>> START Provided data

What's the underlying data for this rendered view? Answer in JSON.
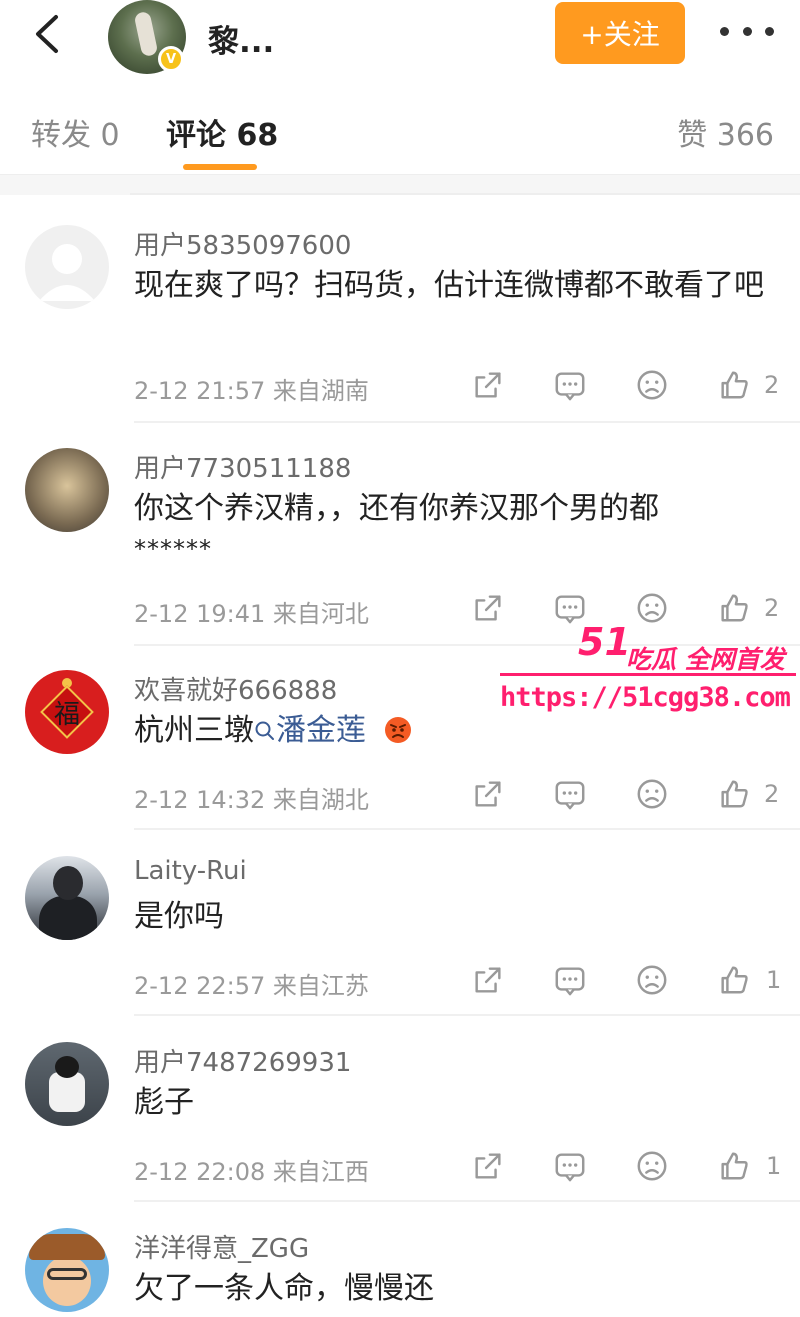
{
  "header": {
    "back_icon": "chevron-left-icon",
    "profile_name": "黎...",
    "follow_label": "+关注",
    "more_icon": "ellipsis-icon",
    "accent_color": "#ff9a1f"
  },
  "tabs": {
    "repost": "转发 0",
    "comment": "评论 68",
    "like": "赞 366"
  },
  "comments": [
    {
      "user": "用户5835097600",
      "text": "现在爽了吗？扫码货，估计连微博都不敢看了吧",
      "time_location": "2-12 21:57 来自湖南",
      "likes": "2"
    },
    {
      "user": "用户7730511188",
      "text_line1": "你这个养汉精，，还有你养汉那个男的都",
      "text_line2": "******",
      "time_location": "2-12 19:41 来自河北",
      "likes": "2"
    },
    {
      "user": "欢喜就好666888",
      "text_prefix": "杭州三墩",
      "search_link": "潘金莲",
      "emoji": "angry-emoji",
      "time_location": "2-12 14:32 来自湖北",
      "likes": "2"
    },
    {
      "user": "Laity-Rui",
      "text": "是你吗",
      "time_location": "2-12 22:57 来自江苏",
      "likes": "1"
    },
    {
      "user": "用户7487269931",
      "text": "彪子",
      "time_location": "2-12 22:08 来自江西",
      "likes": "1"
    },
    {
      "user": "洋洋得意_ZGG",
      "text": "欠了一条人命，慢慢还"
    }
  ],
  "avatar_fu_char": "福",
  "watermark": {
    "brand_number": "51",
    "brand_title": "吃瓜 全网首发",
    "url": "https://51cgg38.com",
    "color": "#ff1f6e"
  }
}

>> END Provided data
>> START Provided data

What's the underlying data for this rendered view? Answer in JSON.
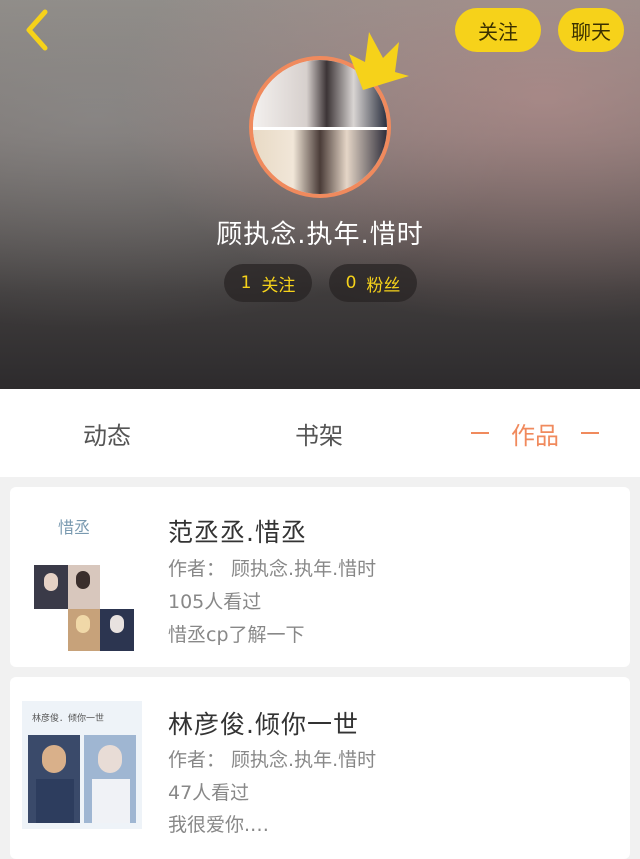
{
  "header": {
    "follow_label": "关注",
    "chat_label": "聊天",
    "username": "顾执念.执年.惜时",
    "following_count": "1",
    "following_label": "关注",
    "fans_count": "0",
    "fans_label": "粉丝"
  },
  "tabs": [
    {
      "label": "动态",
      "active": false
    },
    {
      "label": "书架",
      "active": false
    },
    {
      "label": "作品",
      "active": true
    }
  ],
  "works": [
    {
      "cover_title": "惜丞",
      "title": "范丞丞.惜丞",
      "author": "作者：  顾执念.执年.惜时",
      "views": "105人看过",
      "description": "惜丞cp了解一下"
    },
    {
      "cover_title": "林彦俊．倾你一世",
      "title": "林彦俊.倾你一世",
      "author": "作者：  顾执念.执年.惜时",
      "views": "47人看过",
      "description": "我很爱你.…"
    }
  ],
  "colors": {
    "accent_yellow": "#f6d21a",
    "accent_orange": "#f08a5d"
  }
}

>> END Provided data

What is being asked >>
Each line that holds the word "description" is to be copied.

Exercise result >>
      "description": "惜丞cp了解一下"
      "description": "我很爱你.…"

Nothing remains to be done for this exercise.